◆ GIVEN EXERCISE 1 ◆
Please give the lines of the first listing as a numbered list, from the line with "Identify all the" up to and including the line with "hour-line[interactable] [506,162,606,163]", with blank lines left out. Omit the picture from your answer.
━━ TEXT PROVIDED ━━
Wednesday, January 16, 2008

Northern Lao Countryside



Mia and I on our way back from trying to touch China on my birthday. We made it to a checkpoint a kilometer away from the Chinese border and the guard stopped us and turned us around. ON MY BIRTHDAY!










Along every highway people stand and sit beating and crushing some type of dust out of these bits of plant they have collected. Roads and village squares are blanketed with the bundles of the thin branches. Though I am TOLD that they will be dried and used to make brooms, I remain skeptical. How can ANYONE need so many brooms. How can I believe that a country would focus its entire labor force on making brooms when they still haven't invented 'Not pooping in the street right in front of me' and 'not throwing garbage EVERYWHERE'? It doesn't make sense.




Fog envelops a mountain village in the early morning as seen from a bus window.













In Nong Khiaw every home has huge stacks of crates filled with empty BeerLao bottles. It is as if they are waiting for God to come and they know that the more bottles they have, the better chance they will have of getting into heaven.










A boy leads his buffalo out to pasture in the morning.
━━━
━━ SOURCE RECORDS ━━
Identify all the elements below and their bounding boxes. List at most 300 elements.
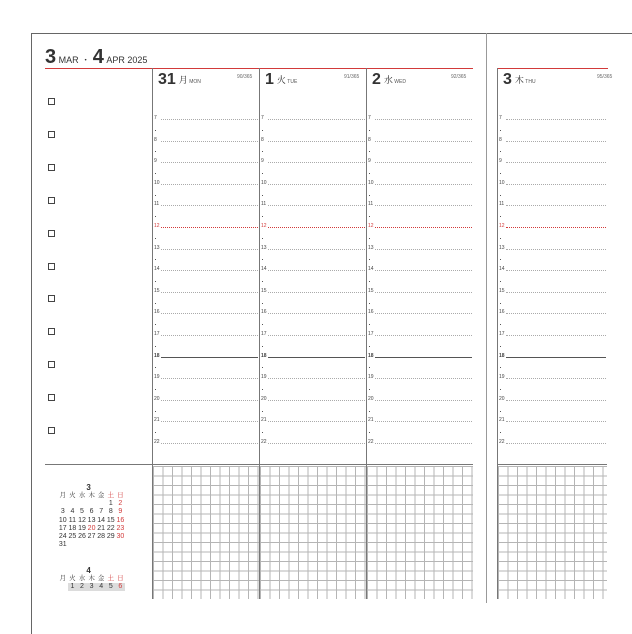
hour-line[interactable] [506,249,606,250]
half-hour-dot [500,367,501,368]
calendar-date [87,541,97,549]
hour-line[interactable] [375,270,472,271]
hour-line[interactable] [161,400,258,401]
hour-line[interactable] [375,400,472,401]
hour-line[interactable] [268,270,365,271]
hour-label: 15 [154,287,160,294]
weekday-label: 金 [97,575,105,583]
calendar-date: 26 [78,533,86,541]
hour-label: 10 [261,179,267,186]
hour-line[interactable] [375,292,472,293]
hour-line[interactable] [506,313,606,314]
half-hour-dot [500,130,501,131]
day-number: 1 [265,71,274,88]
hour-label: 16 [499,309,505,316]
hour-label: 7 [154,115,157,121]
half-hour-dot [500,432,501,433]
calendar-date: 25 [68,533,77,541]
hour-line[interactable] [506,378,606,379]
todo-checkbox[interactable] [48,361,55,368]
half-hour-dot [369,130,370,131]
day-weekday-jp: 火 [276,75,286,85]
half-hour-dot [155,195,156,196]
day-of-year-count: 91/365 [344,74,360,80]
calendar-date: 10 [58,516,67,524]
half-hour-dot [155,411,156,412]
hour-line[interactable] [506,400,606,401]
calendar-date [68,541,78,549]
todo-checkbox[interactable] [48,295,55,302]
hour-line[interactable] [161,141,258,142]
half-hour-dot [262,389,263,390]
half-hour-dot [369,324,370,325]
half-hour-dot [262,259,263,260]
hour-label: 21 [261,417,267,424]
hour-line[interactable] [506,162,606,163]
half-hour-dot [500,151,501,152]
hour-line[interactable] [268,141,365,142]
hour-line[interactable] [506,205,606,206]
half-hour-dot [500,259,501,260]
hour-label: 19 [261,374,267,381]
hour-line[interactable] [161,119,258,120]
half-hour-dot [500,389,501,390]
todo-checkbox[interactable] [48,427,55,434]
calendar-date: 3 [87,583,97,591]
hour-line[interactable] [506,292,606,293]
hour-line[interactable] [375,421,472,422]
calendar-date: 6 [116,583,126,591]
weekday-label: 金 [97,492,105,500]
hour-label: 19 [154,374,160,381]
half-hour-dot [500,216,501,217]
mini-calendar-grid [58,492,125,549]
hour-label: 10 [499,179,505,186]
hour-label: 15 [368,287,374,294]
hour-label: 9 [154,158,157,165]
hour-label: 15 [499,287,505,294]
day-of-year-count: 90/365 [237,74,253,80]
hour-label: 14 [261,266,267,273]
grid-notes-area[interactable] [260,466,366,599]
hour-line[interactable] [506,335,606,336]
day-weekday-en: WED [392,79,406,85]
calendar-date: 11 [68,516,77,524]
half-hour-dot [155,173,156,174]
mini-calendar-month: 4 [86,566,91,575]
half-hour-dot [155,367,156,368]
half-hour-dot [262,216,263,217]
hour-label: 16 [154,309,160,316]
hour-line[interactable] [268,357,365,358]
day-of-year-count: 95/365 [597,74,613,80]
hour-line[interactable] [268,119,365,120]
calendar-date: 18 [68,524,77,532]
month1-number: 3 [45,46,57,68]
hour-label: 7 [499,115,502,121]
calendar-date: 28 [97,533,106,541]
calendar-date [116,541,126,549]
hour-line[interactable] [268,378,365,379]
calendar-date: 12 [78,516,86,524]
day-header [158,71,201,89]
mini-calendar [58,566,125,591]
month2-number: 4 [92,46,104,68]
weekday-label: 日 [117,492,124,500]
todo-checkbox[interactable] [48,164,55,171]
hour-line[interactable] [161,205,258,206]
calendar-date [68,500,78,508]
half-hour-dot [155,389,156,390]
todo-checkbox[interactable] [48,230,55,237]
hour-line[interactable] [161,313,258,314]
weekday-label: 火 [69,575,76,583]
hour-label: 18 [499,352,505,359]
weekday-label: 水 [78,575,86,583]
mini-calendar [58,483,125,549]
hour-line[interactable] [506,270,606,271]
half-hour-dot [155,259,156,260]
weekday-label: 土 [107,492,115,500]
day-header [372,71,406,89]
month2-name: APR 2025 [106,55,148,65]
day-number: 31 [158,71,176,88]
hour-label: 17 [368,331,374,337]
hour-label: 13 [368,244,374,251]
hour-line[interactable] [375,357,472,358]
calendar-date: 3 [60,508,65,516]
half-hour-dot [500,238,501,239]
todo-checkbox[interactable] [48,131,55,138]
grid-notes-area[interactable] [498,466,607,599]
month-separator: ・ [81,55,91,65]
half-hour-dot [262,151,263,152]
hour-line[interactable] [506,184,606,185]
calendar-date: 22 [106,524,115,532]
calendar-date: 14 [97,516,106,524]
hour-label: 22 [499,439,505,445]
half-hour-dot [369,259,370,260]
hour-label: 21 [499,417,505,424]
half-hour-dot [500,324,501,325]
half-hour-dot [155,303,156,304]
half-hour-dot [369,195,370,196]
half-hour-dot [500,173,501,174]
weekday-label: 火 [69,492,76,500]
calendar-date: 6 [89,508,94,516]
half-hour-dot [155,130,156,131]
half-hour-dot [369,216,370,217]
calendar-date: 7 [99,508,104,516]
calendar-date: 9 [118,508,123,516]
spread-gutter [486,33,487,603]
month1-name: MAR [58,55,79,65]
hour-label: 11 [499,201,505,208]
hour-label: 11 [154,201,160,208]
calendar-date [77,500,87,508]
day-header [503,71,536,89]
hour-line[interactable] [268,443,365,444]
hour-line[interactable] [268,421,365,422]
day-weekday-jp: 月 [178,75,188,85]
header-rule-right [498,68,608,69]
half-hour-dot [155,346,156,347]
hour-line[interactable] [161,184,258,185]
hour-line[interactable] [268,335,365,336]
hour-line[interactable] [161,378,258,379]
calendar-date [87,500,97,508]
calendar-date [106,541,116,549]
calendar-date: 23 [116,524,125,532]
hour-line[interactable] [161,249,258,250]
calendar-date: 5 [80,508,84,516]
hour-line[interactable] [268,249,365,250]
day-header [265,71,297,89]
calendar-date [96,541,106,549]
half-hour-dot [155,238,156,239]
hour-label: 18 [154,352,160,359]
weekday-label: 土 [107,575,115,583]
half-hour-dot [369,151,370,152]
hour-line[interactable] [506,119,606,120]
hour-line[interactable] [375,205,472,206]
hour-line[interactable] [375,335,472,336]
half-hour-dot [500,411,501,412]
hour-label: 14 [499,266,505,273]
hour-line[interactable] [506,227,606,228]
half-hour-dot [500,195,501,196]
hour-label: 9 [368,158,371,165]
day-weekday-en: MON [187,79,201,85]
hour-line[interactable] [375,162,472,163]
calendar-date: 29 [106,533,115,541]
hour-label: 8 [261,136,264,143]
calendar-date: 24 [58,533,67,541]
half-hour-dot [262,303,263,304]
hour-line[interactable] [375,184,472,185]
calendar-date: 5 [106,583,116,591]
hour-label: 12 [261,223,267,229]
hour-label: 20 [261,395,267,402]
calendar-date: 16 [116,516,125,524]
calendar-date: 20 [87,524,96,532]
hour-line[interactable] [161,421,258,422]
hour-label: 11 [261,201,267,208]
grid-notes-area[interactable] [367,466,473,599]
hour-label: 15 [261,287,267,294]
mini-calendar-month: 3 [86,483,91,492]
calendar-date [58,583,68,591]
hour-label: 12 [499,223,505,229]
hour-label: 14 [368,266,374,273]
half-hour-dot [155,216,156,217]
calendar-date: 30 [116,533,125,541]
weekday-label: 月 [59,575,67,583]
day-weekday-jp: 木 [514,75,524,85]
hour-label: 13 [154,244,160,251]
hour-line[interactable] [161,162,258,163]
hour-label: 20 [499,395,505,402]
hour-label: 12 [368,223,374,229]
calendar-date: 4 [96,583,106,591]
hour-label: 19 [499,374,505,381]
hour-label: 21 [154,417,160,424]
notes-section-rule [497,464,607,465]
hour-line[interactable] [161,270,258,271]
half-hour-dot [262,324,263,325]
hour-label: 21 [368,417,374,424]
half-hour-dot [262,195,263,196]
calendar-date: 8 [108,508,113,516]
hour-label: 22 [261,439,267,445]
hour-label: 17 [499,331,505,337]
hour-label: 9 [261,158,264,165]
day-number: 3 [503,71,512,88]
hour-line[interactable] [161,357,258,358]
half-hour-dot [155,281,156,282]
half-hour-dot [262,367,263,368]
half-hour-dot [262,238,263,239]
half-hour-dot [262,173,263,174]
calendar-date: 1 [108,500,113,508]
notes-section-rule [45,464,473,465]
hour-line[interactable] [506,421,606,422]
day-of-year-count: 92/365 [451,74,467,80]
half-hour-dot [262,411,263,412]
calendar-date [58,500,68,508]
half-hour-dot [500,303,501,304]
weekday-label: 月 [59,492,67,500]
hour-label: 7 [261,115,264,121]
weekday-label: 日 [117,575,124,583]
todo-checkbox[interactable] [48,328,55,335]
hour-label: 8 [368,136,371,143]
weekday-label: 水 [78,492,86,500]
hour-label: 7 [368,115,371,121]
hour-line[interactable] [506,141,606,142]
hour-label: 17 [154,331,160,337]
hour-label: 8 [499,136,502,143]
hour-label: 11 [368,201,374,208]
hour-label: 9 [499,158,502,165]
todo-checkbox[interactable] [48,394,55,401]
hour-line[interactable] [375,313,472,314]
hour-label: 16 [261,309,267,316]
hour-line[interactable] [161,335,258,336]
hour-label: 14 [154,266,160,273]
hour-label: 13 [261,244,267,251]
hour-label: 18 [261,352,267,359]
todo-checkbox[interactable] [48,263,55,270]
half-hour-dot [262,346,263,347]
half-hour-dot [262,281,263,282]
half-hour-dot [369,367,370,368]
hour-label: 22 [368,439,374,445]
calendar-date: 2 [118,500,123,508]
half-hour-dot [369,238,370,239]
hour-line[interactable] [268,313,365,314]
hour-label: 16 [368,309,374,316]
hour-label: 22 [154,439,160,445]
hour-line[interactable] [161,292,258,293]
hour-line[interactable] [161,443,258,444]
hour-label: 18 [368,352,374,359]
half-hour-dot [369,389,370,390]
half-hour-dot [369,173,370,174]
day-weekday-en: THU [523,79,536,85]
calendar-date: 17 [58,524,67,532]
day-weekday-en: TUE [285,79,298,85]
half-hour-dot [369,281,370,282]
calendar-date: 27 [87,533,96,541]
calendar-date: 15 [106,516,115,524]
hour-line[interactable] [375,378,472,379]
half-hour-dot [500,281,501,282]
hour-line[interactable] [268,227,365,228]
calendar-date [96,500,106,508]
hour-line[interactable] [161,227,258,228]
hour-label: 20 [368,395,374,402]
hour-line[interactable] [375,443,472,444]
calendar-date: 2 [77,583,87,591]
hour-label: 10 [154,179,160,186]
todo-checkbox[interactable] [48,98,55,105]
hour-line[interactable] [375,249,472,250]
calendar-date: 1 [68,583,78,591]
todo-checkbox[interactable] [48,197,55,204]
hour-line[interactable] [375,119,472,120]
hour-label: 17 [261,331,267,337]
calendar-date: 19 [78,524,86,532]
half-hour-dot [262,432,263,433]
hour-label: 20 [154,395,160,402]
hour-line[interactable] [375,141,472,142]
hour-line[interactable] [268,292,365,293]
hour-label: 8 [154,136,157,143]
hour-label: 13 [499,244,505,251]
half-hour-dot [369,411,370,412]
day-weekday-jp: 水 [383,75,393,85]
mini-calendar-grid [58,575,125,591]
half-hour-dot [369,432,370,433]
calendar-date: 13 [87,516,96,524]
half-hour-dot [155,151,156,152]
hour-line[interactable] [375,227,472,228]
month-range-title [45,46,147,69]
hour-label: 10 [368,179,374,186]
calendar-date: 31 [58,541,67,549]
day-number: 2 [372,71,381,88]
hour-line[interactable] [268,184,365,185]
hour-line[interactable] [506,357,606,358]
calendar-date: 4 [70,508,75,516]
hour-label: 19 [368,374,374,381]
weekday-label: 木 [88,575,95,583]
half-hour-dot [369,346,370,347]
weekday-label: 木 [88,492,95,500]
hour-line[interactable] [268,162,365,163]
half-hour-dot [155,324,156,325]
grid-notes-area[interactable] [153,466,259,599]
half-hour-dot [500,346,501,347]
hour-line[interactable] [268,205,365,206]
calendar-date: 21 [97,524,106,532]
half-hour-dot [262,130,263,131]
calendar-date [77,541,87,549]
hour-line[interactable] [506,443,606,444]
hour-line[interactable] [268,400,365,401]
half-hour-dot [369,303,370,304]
━━━
━━ SOURCE RECORDS ━━
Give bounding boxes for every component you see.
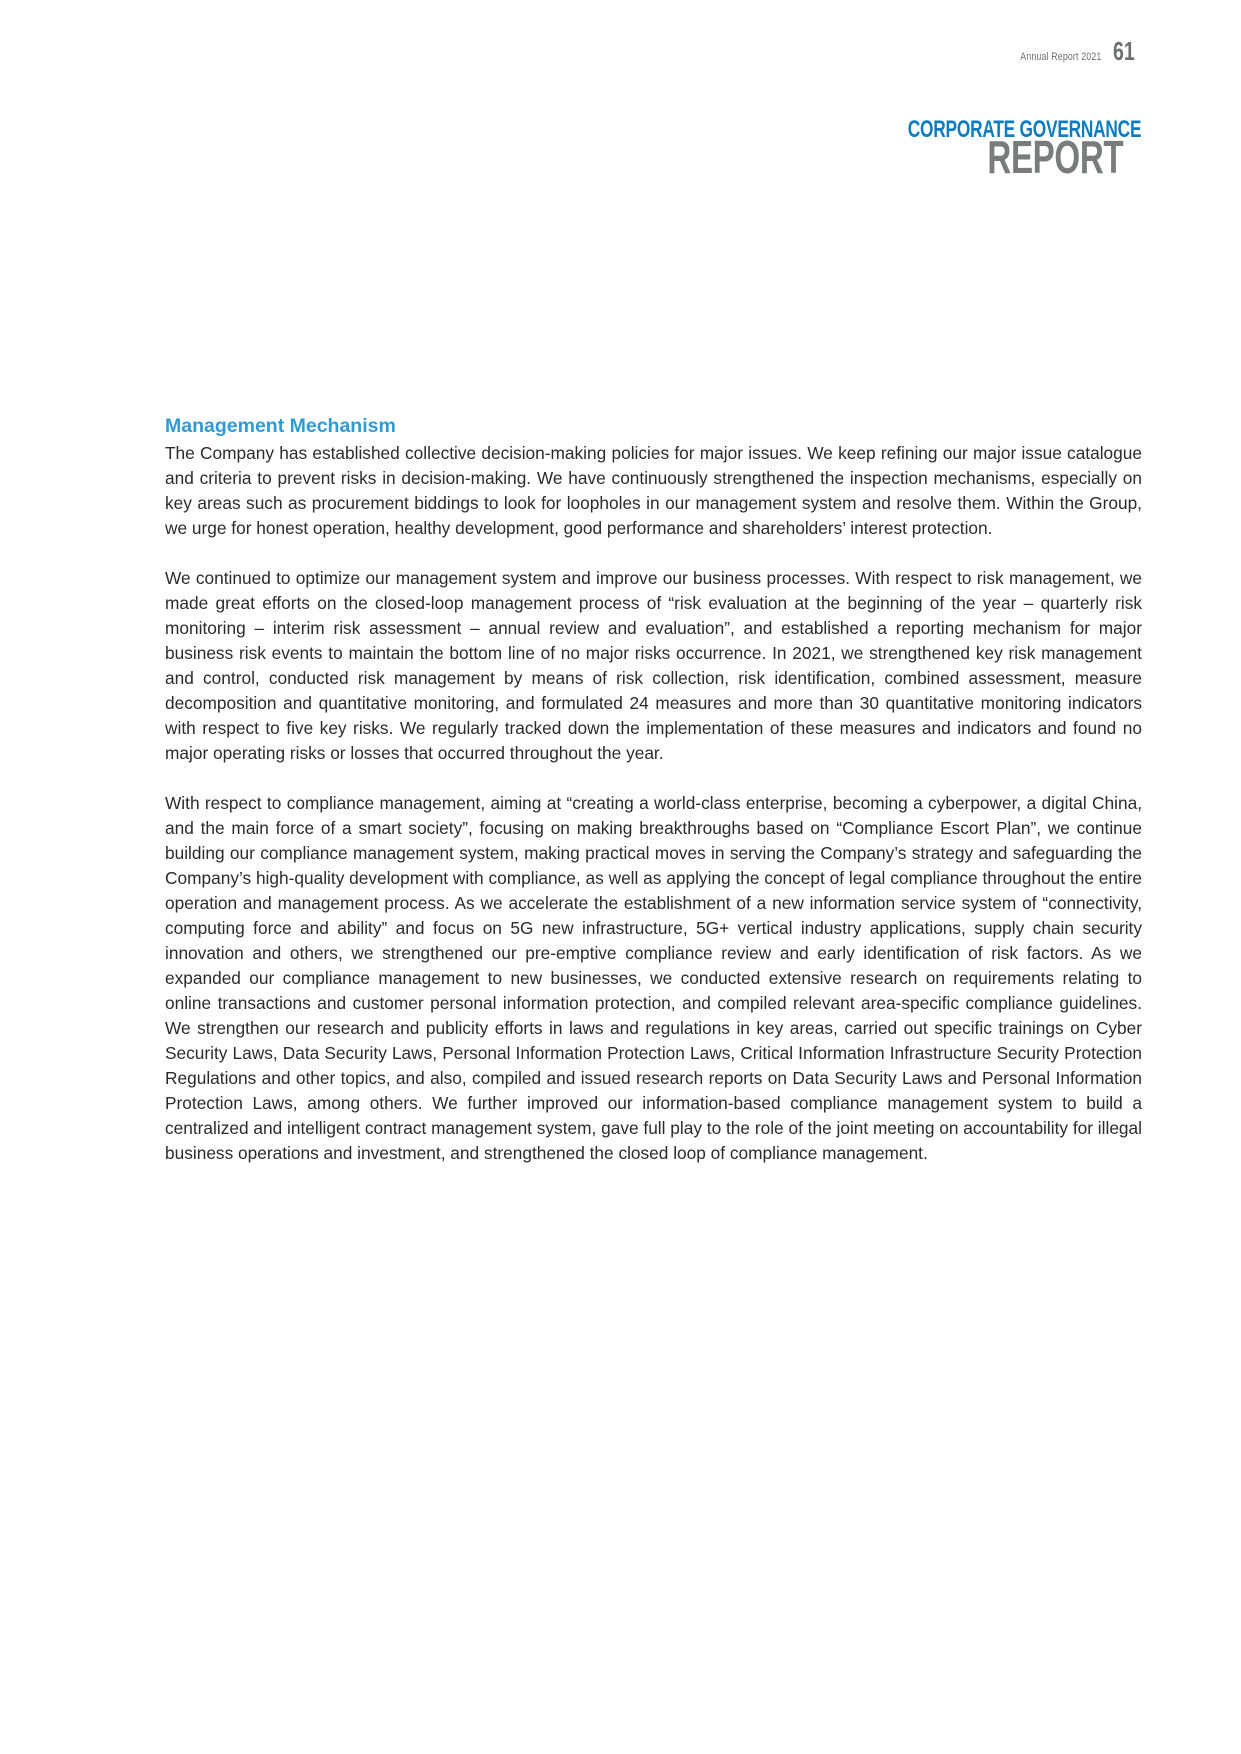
━━━
◆ GIVEN EXERCISE 2 ◆
According to the post about the northern Lao countryside, what fills the crates stacked at every home in Nong Khiaw?

◆ CORRECT RESULT 1 ◆
1. Identify all the elements below and their bounding boxes. List at most 300 elements.
2. hour-line[interactable] [506,249,606,250]
3. half-hour-dot [500,367,501,368]
4. calendar-date [87,541,97,549]
5. hour-line[interactable] [375,270,472,271]
6. hour-line[interactable] [161,400,258,401]
7. hour-line[interactable] [375,400,472,401]
8. hour-line[interactable] [268,270,365,271]
9. hour-label: 15 [154,287,160,294]
10. weekday-label: 金 [97,575,105,583]
11. calendar-date: 26 [78,533,86,541]
12. hour-label: 10 [261,179,267,186]
13. hour-line[interactable] [375,292,472,293]
14. hour-line[interactable] [506,313,606,314]
15. half-hour-dot [500,130,501,131]
16. day-number: 1 [265,71,274,88]
17. hour-label: 16 [499,309,505,316]
18. hour-label: 7 [154,115,157,121]
19. half-hour-dot [500,432,501,433]
20. calendar-date: 25 [68,533,77,541]
21. hour-line[interactable] [506,378,606,379]
22. todo-checkbox[interactable] [48,361,55,368]
23. half-hour-dot [369,130,370,131]
24. day-weekday-jp: 火 [276,75,286,85]
25. half-hour-dot [155,195,156,196]
26. day-of-year-count: 91/365 [344,74,360,80]
27. calendar-date: 10 [58,516,67,524]
28. half-hour-dot [155,411,156,412]
29. hour-line[interactable] [506,400,606,401]
30. calendar-date [68,541,78,549]
31. todo-checkbox[interactable] [48,295,55,302]
32. hour-line[interactable] [161,141,258,142]
33. half-hour-dot [262,389,263,390]
34. half-hour-dot [369,324,370,325]
35. half-hour-dot [262,259,263,260]
36. hour-label: 21 [261,417,267,424]
37. hour-line[interactable] [506,162,606,163]

◆ CORRECT RESULT 2 ◆
Empty BeerLao bottles.